● **WHAT IS REQUIRED**:
Lines containing the word "Ghost" should be extracted in full.

+++ EXTRACTED MATERIAL

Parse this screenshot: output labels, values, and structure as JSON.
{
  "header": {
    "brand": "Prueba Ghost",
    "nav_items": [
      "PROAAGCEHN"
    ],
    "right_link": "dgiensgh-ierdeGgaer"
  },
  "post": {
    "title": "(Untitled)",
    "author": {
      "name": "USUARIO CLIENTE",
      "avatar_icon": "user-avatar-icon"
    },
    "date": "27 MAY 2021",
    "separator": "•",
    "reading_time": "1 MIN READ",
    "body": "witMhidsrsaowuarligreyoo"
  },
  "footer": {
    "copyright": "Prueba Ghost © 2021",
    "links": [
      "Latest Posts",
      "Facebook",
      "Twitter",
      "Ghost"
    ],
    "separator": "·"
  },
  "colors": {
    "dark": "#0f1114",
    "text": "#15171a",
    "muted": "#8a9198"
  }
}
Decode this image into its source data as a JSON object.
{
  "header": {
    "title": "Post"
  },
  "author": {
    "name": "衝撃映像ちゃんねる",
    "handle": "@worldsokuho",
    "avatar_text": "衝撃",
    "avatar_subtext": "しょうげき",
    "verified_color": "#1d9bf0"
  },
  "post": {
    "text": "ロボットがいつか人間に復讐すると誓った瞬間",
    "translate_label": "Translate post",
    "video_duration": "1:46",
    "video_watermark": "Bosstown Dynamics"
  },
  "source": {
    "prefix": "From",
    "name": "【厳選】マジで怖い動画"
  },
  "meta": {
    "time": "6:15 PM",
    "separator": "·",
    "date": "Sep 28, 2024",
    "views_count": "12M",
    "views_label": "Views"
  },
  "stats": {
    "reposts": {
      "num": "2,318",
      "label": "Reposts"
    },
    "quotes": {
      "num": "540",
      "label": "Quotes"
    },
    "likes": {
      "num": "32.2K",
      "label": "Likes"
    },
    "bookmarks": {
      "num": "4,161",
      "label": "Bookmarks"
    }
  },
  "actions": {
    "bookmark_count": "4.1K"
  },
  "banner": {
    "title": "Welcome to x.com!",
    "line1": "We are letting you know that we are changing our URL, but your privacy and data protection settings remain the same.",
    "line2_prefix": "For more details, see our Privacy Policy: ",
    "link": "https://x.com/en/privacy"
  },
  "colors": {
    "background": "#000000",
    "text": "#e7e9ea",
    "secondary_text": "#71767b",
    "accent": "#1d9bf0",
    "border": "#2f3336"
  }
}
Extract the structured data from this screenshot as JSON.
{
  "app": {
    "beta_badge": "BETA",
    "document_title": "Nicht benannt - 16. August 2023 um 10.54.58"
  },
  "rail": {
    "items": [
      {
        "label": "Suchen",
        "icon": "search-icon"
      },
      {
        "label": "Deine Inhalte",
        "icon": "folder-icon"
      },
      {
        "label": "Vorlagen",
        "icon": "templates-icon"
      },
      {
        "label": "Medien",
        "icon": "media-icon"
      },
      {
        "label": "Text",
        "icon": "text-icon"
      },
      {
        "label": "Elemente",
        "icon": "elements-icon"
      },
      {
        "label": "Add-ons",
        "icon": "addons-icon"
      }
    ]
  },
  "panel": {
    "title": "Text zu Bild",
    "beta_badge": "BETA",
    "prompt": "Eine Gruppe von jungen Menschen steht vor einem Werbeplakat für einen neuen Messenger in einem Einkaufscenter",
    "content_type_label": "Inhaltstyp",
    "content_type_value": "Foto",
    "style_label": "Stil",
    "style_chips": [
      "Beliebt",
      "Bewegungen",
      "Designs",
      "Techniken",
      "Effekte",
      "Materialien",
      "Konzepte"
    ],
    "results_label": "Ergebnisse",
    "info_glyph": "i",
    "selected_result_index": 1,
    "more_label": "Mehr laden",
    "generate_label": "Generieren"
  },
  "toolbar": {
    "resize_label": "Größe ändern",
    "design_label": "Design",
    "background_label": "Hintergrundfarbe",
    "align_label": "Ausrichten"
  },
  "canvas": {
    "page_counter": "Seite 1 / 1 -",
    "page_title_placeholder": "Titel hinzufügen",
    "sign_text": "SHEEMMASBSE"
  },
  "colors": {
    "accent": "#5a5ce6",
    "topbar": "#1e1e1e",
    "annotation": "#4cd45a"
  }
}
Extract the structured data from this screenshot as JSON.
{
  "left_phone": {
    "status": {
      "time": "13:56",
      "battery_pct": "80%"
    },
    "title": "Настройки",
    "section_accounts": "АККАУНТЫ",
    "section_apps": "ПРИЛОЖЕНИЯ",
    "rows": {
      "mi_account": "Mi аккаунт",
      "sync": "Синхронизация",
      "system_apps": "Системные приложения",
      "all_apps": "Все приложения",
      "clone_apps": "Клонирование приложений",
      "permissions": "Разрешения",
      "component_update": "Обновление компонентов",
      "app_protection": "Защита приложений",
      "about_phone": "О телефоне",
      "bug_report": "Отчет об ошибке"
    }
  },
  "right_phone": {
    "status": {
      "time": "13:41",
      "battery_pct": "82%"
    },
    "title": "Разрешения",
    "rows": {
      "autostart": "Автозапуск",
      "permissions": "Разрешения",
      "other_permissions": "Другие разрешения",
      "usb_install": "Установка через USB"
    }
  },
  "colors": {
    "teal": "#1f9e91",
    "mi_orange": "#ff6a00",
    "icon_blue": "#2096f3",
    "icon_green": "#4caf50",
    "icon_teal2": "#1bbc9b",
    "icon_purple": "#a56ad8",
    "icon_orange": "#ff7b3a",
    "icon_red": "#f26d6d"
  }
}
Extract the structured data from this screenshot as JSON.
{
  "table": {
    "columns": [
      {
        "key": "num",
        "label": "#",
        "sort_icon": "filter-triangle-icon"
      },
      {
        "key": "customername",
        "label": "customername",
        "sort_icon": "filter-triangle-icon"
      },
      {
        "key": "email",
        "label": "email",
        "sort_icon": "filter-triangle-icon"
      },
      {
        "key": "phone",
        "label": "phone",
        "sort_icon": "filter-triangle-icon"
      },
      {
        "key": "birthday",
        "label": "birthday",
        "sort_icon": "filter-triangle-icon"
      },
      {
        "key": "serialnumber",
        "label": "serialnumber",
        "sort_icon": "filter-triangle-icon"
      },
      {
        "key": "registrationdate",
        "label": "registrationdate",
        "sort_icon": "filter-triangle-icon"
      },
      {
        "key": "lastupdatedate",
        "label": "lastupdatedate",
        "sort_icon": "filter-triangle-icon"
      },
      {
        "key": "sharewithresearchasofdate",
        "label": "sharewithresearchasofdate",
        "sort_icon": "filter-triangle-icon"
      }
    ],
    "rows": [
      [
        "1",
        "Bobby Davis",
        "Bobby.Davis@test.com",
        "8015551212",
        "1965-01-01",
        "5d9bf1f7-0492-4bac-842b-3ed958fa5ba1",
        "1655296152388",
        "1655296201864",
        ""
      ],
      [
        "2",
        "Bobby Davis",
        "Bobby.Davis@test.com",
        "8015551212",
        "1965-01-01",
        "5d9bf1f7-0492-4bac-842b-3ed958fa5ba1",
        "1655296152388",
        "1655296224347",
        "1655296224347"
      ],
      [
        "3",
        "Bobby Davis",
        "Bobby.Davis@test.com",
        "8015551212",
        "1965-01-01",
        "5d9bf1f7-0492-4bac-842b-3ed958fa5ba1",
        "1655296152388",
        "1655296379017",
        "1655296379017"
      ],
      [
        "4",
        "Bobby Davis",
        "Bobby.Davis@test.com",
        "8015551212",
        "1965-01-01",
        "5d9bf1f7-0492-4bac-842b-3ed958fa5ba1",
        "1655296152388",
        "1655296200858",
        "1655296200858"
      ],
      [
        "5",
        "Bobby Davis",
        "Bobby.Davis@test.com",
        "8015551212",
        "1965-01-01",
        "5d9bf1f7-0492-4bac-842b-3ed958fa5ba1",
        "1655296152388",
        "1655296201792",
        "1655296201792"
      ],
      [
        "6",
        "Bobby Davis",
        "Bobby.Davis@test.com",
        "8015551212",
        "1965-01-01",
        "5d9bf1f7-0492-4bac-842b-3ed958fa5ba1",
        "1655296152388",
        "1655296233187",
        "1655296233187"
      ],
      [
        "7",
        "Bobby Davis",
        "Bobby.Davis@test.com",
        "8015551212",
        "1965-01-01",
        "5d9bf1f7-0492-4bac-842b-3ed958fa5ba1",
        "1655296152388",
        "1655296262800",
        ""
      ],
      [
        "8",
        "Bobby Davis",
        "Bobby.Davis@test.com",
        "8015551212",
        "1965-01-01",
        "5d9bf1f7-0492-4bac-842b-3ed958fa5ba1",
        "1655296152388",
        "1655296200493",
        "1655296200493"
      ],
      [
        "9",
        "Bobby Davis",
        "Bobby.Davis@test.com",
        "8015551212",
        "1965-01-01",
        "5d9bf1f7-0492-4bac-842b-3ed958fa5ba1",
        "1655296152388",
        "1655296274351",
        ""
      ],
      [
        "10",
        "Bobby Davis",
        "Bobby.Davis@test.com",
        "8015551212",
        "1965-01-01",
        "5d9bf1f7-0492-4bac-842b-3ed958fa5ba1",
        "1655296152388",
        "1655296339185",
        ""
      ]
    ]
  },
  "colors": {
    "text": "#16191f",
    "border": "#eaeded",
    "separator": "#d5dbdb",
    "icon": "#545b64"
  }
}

++++++

● **RIGHT ANSWER**:
    "brand": "Prueba Ghost",
    "copyright": "Prueba Ghost © 2021",
      "Ghost"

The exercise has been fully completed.